DATA ROWS
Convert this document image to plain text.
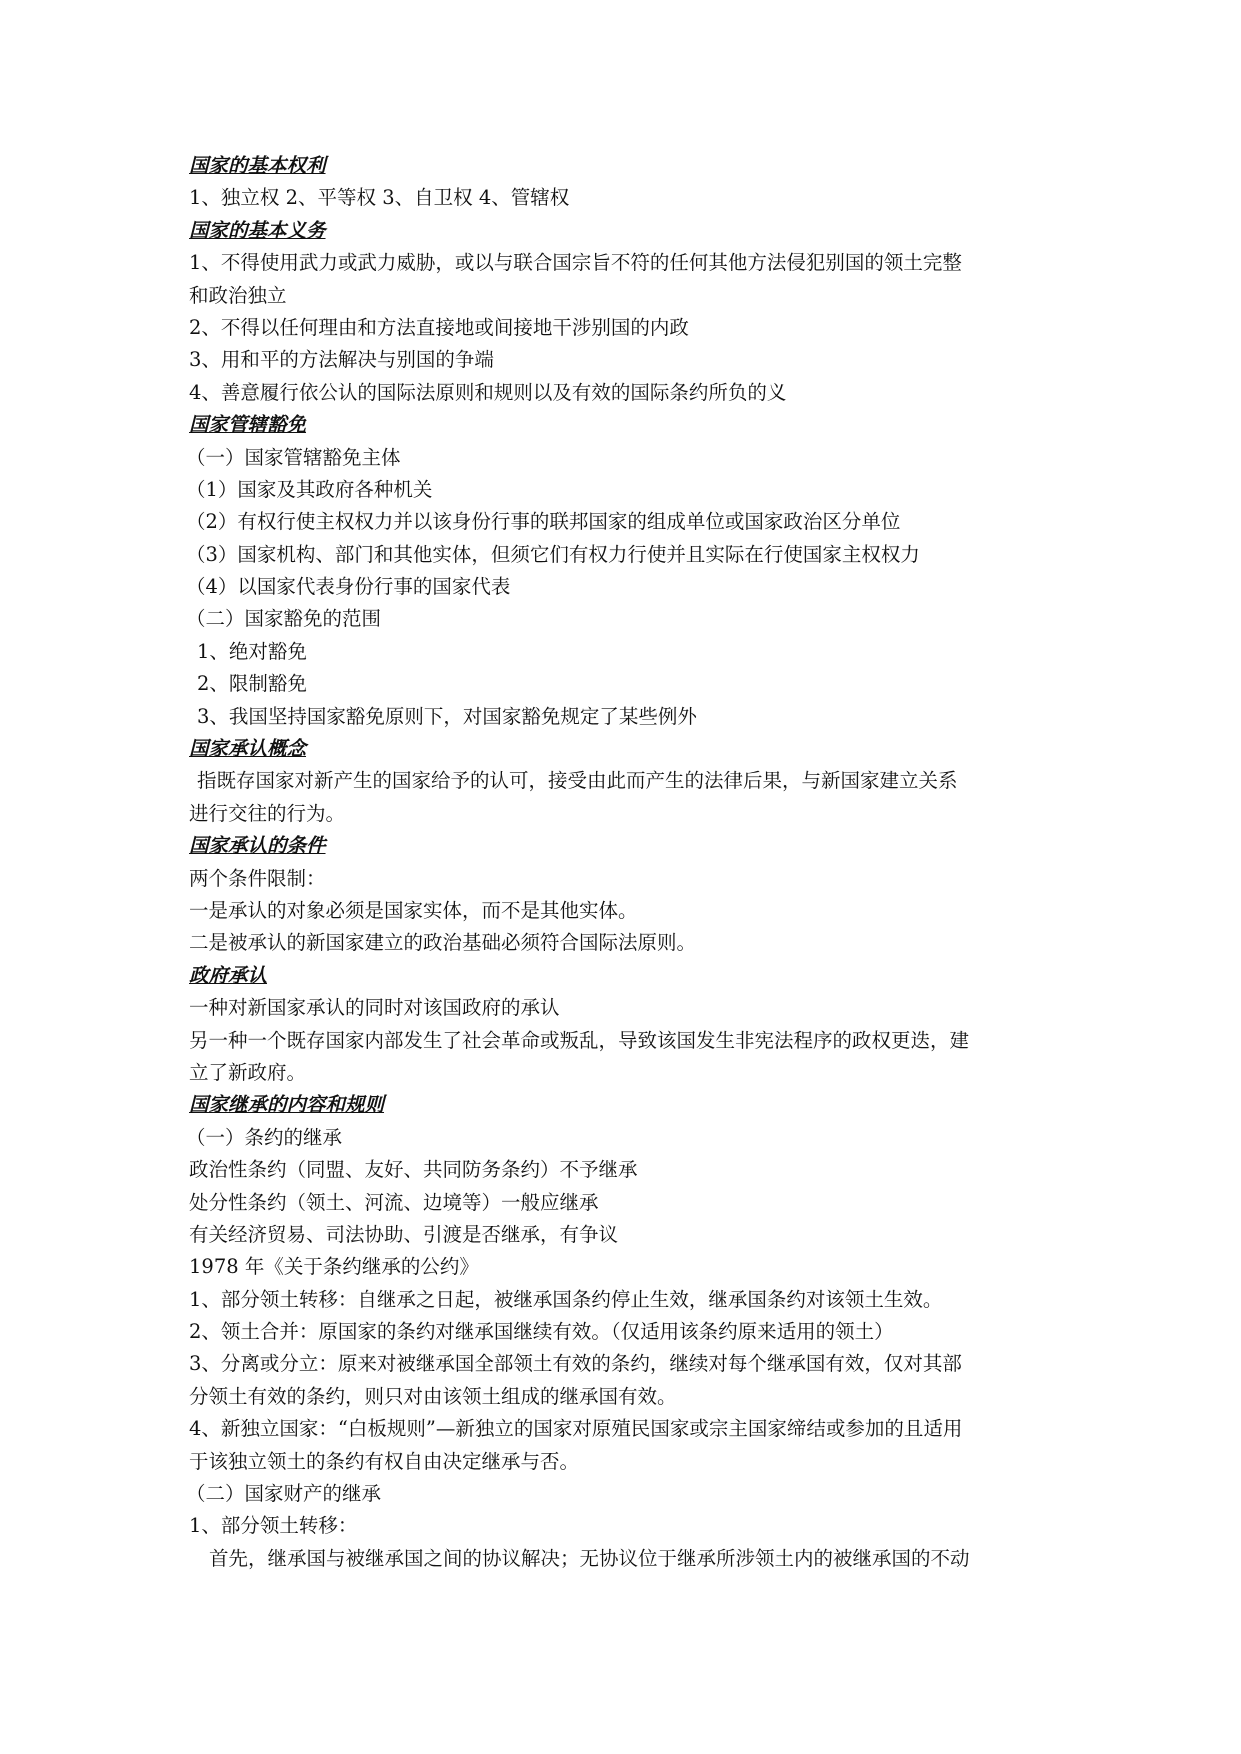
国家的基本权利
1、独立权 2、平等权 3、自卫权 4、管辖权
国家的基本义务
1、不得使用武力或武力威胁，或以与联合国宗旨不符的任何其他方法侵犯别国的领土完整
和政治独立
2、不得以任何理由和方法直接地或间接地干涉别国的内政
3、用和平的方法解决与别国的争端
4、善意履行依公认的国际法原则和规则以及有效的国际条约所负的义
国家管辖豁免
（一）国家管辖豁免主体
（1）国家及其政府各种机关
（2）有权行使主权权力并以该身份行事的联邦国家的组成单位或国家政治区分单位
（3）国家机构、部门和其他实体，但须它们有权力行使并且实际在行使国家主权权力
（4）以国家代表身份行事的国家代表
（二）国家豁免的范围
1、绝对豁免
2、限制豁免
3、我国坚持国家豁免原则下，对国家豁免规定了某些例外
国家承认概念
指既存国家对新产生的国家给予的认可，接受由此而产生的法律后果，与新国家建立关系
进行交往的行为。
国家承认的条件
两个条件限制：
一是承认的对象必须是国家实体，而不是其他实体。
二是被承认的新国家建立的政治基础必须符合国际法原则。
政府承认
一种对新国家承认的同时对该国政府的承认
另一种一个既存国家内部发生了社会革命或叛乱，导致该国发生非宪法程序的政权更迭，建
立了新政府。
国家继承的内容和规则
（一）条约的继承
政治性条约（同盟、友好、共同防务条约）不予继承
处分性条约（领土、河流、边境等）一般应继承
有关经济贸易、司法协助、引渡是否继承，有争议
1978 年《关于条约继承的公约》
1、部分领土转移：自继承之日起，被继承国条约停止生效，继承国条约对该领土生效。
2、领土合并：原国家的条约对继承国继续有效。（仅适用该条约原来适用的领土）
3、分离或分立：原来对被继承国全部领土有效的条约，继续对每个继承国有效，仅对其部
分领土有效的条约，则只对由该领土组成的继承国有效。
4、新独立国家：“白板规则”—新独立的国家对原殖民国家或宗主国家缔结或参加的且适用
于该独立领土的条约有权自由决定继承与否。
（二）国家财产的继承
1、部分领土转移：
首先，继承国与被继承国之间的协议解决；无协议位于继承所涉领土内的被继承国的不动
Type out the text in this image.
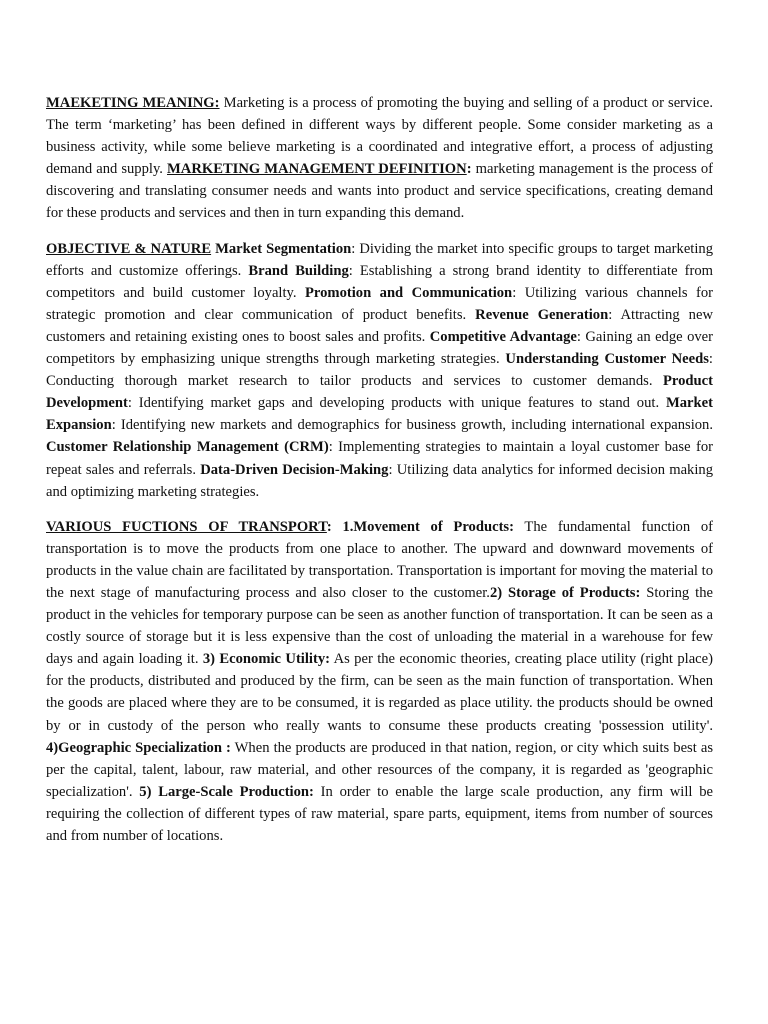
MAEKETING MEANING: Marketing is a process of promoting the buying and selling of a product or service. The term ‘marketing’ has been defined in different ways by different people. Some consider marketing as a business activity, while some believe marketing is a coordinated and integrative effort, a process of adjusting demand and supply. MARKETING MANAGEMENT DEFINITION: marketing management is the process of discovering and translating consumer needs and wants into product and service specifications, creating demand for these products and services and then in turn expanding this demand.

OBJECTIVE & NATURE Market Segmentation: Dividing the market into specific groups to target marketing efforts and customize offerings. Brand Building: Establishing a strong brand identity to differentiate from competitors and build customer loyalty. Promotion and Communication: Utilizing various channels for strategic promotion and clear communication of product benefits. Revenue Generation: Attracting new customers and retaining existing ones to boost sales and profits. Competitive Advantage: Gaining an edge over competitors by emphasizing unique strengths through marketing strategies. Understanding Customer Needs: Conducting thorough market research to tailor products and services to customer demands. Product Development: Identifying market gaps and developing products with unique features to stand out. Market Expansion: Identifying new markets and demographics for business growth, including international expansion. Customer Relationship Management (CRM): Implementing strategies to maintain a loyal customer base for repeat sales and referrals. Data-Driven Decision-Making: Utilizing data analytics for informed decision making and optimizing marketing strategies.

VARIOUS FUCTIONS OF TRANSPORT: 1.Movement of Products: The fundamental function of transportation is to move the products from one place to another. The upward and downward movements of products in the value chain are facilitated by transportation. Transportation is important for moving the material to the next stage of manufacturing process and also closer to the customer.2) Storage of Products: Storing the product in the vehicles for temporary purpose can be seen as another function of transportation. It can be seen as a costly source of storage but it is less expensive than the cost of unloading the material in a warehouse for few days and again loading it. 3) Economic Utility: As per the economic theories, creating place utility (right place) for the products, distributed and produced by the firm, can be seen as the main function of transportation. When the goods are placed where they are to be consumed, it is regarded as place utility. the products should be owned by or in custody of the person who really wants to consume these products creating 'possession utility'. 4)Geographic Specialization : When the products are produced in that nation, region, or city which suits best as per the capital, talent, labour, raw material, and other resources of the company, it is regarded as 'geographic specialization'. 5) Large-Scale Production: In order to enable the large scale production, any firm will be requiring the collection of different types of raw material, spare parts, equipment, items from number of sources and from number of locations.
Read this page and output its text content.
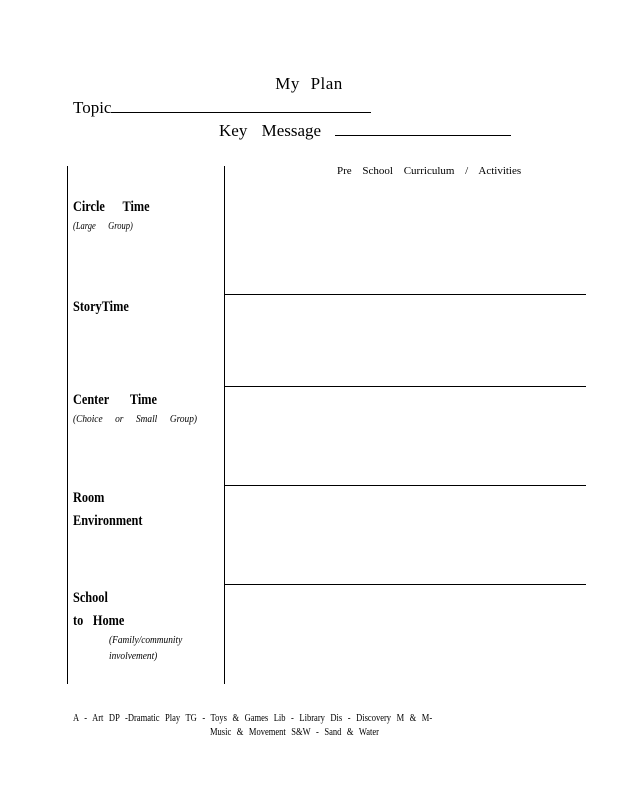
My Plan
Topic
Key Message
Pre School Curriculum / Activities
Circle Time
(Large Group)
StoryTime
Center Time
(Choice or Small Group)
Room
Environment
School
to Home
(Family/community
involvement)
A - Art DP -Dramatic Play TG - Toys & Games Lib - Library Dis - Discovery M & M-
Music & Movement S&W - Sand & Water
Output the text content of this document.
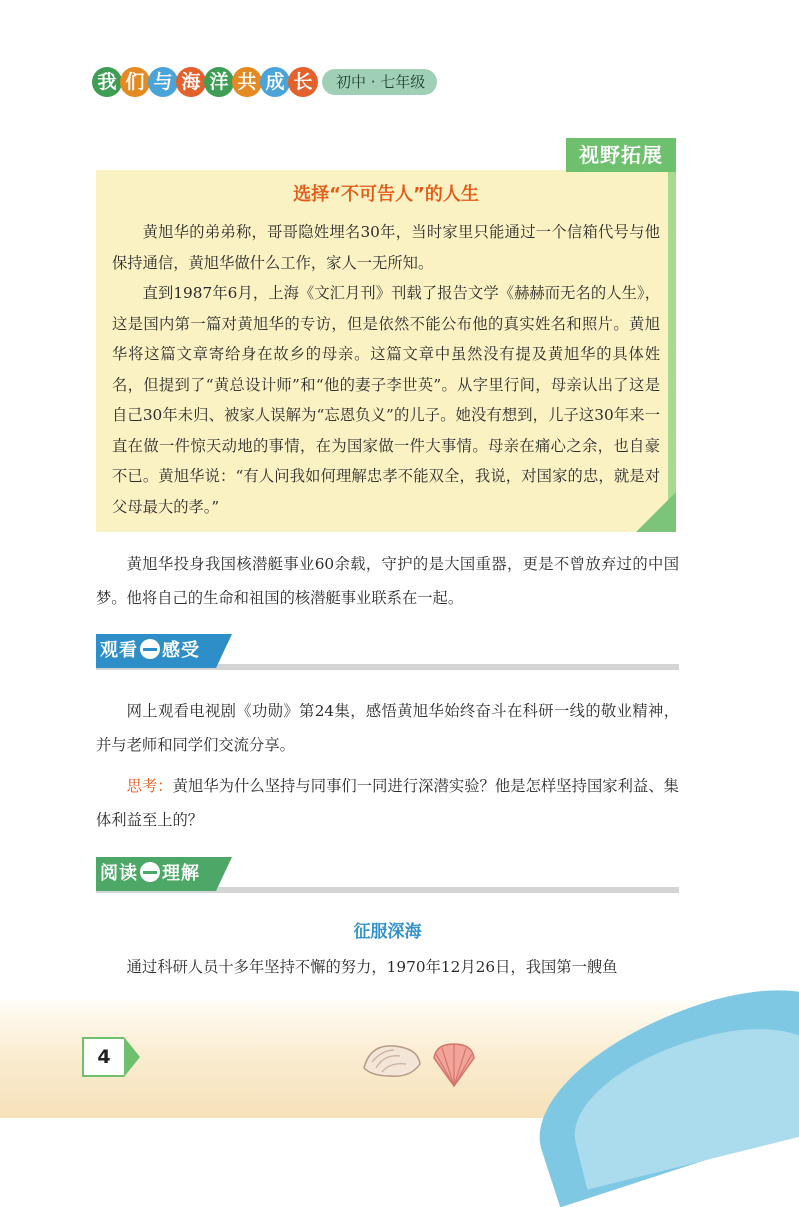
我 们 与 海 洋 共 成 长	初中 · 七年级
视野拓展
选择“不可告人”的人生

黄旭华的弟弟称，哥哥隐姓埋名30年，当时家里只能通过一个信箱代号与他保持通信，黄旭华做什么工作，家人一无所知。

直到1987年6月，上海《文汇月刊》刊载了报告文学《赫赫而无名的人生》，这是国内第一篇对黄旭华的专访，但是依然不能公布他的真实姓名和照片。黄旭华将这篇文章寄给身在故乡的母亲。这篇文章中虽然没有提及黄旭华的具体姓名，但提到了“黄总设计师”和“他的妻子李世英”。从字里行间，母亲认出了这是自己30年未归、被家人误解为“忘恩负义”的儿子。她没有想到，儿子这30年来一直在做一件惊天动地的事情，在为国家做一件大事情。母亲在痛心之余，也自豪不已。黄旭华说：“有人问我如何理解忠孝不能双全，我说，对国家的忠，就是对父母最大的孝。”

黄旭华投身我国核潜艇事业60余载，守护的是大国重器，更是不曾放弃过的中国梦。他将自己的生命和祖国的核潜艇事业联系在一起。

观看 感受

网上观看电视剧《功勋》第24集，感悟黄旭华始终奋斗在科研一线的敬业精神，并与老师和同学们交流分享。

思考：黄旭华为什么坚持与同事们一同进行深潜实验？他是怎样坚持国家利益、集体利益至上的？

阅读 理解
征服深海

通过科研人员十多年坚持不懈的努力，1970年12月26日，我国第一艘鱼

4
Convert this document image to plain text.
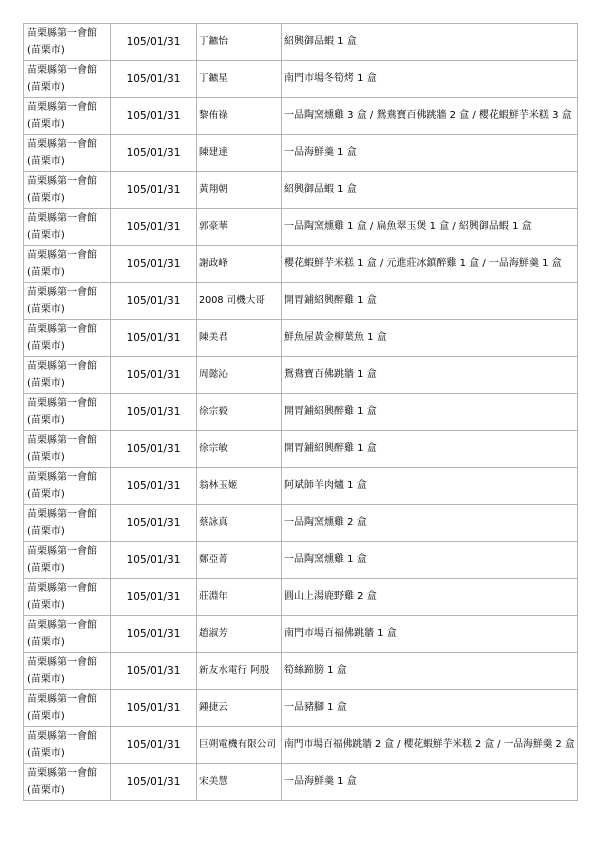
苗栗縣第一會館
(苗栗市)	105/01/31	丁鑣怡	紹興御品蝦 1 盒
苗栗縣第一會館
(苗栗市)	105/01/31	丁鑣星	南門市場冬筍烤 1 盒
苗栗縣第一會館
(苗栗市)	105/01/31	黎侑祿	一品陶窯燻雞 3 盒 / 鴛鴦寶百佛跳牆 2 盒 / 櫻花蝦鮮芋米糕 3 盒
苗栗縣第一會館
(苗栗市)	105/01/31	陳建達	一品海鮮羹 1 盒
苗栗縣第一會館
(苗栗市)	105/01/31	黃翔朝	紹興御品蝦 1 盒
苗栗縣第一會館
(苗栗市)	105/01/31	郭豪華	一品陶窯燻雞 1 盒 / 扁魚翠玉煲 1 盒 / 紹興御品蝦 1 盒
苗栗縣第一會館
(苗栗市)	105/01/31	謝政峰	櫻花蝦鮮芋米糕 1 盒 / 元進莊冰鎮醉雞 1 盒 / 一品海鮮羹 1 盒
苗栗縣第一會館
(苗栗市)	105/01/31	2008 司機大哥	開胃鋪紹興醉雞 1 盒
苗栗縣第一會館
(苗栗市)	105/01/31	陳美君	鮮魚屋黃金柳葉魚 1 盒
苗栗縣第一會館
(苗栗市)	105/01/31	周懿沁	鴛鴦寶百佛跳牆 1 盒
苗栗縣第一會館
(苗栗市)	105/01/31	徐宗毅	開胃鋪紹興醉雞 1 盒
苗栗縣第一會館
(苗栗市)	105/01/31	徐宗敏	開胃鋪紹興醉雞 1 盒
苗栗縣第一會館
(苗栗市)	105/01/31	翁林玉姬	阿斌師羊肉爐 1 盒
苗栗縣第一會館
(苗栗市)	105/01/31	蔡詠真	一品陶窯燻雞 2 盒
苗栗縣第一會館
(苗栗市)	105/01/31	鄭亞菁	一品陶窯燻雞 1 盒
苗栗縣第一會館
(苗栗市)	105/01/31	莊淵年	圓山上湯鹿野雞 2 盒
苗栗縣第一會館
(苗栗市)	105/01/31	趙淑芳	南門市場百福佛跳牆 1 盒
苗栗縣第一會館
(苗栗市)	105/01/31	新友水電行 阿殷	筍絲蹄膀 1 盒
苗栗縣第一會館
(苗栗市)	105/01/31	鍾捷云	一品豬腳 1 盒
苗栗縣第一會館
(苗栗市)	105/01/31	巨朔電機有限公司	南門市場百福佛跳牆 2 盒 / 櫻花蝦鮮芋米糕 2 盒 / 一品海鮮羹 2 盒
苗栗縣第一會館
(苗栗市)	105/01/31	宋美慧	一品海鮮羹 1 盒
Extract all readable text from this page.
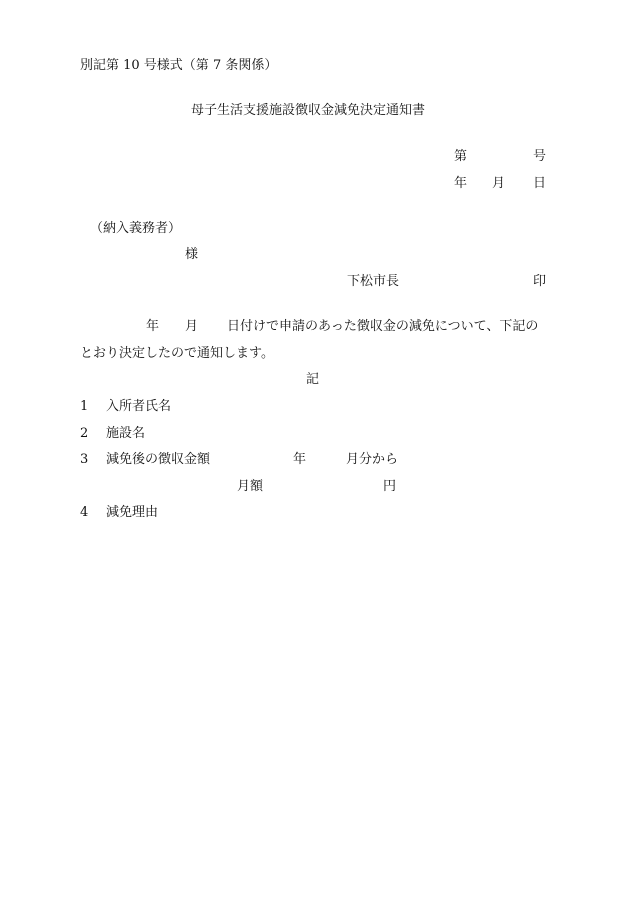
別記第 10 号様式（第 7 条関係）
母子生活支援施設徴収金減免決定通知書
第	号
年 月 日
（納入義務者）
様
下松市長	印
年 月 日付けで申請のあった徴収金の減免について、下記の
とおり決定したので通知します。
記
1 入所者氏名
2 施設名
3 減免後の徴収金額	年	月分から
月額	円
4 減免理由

BRIEF
In the listing, find every line with the word "page" and state how many there are, nothing more.

SOLVED PROBLEM
2